Stored entries

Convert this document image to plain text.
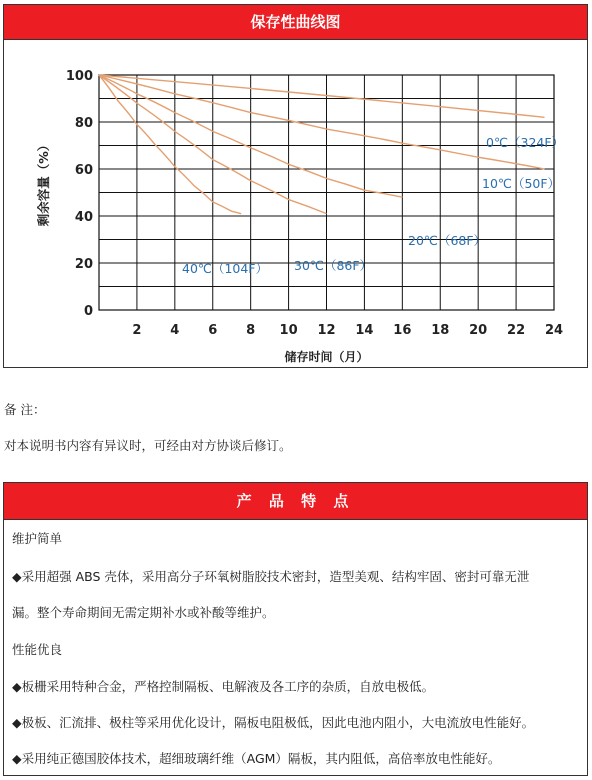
保存性曲线图
0
20
40
60
80
100
2 4 6 8 10 12 14 16 18 20 22 24
储存时间（月）
剩余容量（%）	0℃（324F）
10℃（50F）
20℃（68F）
30℃（86F）
40℃（104F）
备 注：
对本说明书内容有异议时，可经由对方协谈后修订。
产 品 特 点
维护简单
◆采用超强 ABS 壳体，采用高分子环氧树脂胶技术密封，造型美观、结构牢固、密封可靠无泄
漏。整个寿命期间无需定期补水或补酸等维护。
性能优良
◆板栅采用特种合金，严格控制隔板、电解液及各工序的杂质，自放电极低。
◆极板、汇流排、极柱等采用优化设计，隔板电阻极低，因此电池内阻小，大电流放电性能好。
◆采用纯正德国胶体技术，超细玻璃纤维（AGM）隔板，其内阻低，高倍率放电性能好。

Challenge.
Verbatim reproduction of every record is required; images are left out.

Full answer.
Convert this document image to plain text.
保存性曲线图
0
20
40
60
80
100
2 4 6 8 10 12 14 16 18 20 22 24
储存时间（月）
剩余容量（%）	0℃（324F）
10℃（50F）
20℃（68F）
30℃（86F）
40℃（104F）
备 注：
对本说明书内容有异议时，可经由对方协谈后修订。
产 品 特 点
维护简单
◆采用超强 ABS 壳体，采用高分子环氧树脂胶技术密封，造型美观、结构牢固、密封可靠无泄
漏。整个寿命期间无需定期补水或补酸等维护。
性能优良
◆板栅采用特种合金，严格控制隔板、电解液及各工序的杂质，自放电极低。
◆极板、汇流排、极柱等采用优化设计，隔板电阻极低，因此电池内阻小，大电流放电性能好。
◆采用纯正德国胶体技术，超细玻璃纤维（AGM）隔板，其内阻低，高倍率放电性能好。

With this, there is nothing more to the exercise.